Carlos Emilio Arita Lara, conocido como “El Muco”, fue uno de los hombres más temidos en el occidente de Honduras.
Su nombre se convirtió en sinónimo de violencia y terror dentro del cartel de Los Valle, donde se le señalaba como el principal sicario y administrador de rutas de narcotráfico hacia Estados Unidos.
Amparado en una doble identidad, producto de un segundo registro en el Registro Nacional de las Personas (RNP), logró evadir a las autoridades durante años.
Esa estrategia le permitió moverse con libertad en la frontera y mantener un bajo perfil, pese a ser uno de los operadores más buscados del grupo criminal.
Testimonios de pobladores y exintegrantes del cartel revelan que El Muco utilizó maquinaria pesada, como retroexcavadoras, para abrir fosas clandestinas en las montañas de Copán.
Allí, según los relatos, enterró a víctimas ejecutadas por él mismo o por órdenes directas de los líderes de Los Valle.
Estos cementerios secretos se convirtieron en símbolos del miedo que aún persiste en la región.
Su captura en 2015, cuando intentó identificarse con un nombre falso en la frontera con Guatemala, confirmó la existencia de su doble identidad y marcó el inicio de un proceso judicial que expuso la brutalidad de su historial criminal. Aunque tras las detenciones de varios miembros del clan Los Valle la estructura se debilitó, la huella de violencia que dejó El Muco sigue viva en Copán.
Habitantes de comunidades rurales recuerdan los años en que la presencia del sicario significaba abusos, desapariciones y un clima de terror que paralizó la vida cotidiana.
Hoy, los relatos de esas víctimas forman parte de la memoria colectiva de un departamento que aún busca justicia y reparación frente a los crímenes del narcotráfico.

Datos para comprender documentos —
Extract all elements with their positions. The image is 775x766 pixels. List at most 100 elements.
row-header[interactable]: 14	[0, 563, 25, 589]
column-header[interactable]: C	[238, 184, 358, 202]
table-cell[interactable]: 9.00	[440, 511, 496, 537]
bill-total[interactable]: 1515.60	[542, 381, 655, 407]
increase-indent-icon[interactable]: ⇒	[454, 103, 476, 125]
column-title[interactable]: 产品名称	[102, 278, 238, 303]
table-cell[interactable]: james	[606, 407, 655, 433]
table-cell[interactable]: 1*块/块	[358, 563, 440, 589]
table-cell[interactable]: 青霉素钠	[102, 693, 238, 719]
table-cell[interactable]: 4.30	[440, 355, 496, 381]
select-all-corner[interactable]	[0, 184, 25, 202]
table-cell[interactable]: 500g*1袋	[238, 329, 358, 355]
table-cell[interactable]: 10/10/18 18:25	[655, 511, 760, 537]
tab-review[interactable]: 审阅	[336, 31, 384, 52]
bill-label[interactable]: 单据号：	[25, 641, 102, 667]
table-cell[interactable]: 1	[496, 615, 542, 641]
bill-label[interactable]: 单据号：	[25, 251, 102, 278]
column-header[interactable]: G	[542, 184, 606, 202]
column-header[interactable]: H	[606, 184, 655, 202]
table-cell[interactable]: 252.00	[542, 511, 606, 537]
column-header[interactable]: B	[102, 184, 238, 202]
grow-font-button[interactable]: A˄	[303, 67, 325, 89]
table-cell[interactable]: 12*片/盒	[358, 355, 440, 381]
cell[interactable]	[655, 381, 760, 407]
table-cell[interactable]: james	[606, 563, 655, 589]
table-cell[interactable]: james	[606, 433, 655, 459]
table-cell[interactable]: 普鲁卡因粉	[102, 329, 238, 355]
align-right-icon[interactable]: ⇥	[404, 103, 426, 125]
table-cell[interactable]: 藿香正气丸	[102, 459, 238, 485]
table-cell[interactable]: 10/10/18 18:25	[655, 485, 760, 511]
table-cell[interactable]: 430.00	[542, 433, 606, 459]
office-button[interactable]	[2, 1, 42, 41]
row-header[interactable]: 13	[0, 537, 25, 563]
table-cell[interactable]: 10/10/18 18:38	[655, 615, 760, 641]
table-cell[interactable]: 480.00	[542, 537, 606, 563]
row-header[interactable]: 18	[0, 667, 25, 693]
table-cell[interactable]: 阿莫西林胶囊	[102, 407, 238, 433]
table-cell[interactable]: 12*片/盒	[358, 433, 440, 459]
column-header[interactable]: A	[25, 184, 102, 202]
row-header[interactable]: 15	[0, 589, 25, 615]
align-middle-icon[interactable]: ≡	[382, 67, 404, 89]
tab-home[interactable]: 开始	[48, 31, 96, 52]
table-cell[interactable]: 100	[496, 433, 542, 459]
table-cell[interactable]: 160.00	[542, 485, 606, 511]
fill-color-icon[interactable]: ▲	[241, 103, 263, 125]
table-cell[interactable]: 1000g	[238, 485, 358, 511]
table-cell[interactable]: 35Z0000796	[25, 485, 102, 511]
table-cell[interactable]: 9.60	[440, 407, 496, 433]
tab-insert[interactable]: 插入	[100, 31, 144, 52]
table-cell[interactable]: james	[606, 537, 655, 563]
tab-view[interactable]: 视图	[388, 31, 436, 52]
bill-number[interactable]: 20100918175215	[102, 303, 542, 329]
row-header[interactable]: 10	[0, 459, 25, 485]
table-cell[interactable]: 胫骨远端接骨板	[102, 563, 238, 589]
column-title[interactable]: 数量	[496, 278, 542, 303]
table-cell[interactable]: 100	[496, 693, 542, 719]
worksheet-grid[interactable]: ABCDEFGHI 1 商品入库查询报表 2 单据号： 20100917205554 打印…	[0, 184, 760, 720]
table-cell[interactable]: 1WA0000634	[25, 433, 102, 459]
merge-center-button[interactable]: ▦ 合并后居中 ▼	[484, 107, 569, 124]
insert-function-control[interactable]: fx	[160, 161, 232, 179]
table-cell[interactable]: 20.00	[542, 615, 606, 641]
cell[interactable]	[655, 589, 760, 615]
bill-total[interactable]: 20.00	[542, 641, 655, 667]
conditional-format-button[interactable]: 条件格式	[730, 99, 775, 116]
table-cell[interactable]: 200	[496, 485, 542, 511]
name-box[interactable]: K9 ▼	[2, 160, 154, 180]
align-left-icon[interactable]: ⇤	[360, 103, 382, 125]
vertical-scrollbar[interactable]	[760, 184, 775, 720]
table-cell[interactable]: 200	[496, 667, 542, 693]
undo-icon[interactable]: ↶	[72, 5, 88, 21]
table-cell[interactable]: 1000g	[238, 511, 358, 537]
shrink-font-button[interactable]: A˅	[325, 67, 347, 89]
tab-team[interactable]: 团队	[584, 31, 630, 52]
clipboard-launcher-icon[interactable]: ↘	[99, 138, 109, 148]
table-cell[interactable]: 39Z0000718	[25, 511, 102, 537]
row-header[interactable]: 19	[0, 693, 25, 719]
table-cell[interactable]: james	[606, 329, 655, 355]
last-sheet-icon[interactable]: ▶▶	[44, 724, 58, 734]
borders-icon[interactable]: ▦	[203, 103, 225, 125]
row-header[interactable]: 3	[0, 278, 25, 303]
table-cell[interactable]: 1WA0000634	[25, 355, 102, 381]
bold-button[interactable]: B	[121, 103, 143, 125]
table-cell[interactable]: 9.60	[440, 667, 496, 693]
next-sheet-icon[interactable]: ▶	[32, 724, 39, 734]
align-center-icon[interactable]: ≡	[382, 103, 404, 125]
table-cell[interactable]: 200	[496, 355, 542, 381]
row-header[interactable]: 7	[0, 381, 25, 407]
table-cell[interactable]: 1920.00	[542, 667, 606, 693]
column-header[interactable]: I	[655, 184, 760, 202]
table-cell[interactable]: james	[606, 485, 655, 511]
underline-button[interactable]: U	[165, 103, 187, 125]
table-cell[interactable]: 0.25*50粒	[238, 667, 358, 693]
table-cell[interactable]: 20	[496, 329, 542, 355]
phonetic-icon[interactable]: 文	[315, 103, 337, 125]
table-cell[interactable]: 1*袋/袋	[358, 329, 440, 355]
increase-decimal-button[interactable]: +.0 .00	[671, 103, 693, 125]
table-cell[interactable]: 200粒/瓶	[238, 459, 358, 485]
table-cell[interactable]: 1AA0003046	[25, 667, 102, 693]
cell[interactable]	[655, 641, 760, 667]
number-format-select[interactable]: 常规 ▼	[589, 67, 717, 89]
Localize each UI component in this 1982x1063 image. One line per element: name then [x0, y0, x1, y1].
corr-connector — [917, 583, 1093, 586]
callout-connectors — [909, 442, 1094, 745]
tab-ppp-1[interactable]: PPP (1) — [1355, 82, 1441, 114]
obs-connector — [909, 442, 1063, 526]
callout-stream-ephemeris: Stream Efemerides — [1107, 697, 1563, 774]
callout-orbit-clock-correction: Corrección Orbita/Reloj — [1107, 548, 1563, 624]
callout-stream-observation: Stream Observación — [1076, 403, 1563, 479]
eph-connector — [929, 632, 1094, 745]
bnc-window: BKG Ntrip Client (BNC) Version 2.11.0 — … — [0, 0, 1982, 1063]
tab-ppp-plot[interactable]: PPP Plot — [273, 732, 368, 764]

Instrucciones de la tarea —
Copia del texto sobre El Muco el fragmento que va desde "Habitantes de comunidades" hasta "la vida cotidiana.", incluidas esas palabras. Este material viene de otra fuente.

Ejercicio resuelto —
Habitantes de comunidades rurales recuerdan los años en que la presencia del sicario significaba abusos, desapariciones y un clima de terror que paralizó la vida cotidiana.